TASK ▸ Find and copy lines holding "Wind".
-- begin WORKING DATA --
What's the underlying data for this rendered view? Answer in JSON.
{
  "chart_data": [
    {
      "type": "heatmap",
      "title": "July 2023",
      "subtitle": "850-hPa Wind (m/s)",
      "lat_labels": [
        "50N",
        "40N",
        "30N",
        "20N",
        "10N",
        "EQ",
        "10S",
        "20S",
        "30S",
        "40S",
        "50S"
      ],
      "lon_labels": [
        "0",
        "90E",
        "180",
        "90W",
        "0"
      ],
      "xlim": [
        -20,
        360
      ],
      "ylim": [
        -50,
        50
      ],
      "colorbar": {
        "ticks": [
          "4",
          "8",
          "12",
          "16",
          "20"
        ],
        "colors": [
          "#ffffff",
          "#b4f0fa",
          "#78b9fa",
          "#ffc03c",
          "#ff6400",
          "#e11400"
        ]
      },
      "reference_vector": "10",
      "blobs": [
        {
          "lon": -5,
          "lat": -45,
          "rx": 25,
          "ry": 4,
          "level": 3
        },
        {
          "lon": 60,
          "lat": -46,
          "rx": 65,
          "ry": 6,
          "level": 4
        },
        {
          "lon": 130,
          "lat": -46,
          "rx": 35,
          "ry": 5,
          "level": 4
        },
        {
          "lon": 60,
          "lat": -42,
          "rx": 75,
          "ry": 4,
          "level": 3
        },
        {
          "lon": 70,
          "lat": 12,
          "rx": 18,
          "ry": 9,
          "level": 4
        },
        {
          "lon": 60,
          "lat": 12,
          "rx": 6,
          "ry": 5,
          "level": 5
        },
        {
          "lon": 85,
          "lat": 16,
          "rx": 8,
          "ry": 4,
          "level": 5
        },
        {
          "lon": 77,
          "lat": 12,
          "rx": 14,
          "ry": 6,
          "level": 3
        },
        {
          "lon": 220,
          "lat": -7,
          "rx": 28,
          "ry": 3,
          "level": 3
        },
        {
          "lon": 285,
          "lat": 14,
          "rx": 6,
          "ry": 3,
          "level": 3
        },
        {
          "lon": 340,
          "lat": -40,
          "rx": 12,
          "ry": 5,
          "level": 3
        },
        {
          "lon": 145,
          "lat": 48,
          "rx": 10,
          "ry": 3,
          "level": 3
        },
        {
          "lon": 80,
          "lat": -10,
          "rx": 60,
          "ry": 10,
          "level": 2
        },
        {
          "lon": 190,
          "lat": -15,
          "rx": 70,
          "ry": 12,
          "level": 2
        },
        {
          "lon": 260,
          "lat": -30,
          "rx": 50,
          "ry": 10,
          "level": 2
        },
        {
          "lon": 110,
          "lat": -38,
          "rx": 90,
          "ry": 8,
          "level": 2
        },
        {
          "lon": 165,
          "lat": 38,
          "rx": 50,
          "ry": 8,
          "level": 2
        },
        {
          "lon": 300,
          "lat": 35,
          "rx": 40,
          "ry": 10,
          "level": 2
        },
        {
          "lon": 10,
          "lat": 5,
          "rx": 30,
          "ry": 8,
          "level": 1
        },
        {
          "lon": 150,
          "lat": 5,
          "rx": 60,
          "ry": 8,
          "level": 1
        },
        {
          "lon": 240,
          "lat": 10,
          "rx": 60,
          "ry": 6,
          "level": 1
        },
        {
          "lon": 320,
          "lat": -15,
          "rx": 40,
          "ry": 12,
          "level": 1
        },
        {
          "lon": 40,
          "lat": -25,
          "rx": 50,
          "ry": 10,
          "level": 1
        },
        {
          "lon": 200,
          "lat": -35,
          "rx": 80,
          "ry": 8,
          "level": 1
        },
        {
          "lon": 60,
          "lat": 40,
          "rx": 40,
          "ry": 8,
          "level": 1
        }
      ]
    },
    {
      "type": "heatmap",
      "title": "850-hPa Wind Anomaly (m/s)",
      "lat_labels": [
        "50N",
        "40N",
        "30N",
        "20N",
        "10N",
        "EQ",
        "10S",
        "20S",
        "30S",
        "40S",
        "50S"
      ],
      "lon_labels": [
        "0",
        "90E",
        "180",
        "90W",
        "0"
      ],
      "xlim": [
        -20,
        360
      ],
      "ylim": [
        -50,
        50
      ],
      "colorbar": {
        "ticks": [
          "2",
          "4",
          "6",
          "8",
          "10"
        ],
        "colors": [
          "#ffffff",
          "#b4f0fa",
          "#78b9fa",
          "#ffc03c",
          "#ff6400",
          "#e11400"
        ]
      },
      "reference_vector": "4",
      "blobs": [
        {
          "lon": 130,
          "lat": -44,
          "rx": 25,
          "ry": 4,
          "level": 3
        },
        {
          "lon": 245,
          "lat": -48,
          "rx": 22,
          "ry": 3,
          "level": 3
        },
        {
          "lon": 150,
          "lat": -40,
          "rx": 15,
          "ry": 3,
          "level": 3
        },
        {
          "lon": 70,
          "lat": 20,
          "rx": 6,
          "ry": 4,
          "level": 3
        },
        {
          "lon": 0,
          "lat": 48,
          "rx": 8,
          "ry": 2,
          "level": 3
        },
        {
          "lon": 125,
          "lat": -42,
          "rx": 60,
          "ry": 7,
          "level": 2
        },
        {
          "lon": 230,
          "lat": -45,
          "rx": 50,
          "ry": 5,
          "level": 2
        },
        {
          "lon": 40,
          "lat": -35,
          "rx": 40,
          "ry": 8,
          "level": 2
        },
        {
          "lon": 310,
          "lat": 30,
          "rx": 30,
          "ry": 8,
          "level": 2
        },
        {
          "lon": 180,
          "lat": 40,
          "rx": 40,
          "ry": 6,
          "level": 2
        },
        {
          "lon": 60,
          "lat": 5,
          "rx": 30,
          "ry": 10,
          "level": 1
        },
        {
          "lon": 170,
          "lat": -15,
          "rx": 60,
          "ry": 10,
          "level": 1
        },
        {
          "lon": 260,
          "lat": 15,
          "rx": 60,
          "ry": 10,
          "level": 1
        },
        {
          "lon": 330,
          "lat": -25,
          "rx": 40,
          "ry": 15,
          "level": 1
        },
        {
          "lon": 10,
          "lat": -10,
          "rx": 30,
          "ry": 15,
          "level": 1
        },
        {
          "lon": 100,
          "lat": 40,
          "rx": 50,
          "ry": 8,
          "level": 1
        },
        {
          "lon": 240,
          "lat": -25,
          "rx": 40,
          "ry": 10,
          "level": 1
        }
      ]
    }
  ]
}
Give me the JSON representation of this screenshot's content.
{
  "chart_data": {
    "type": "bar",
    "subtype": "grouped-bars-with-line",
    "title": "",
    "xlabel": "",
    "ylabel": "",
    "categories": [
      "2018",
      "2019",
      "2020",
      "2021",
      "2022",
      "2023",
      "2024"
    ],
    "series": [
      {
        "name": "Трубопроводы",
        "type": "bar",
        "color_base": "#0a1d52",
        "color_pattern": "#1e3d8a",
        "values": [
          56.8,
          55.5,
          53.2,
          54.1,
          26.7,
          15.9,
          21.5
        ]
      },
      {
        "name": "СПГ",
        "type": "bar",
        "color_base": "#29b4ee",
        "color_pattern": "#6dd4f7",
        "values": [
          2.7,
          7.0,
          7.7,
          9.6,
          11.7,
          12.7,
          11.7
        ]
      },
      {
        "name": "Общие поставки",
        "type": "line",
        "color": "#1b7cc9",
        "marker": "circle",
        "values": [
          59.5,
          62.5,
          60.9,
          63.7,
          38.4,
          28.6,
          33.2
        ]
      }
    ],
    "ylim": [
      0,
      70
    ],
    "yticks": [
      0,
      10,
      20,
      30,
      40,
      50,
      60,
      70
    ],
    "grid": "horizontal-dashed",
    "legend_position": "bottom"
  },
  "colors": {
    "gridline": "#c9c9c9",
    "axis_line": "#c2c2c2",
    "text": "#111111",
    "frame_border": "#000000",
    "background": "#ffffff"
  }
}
-- end WORKING DATA --
SOLVED PROBLEM ▸
      "subtitle": "850-hPa Wind (m/s)",
      "title": "850-hPa Wind Anomaly (m/s)",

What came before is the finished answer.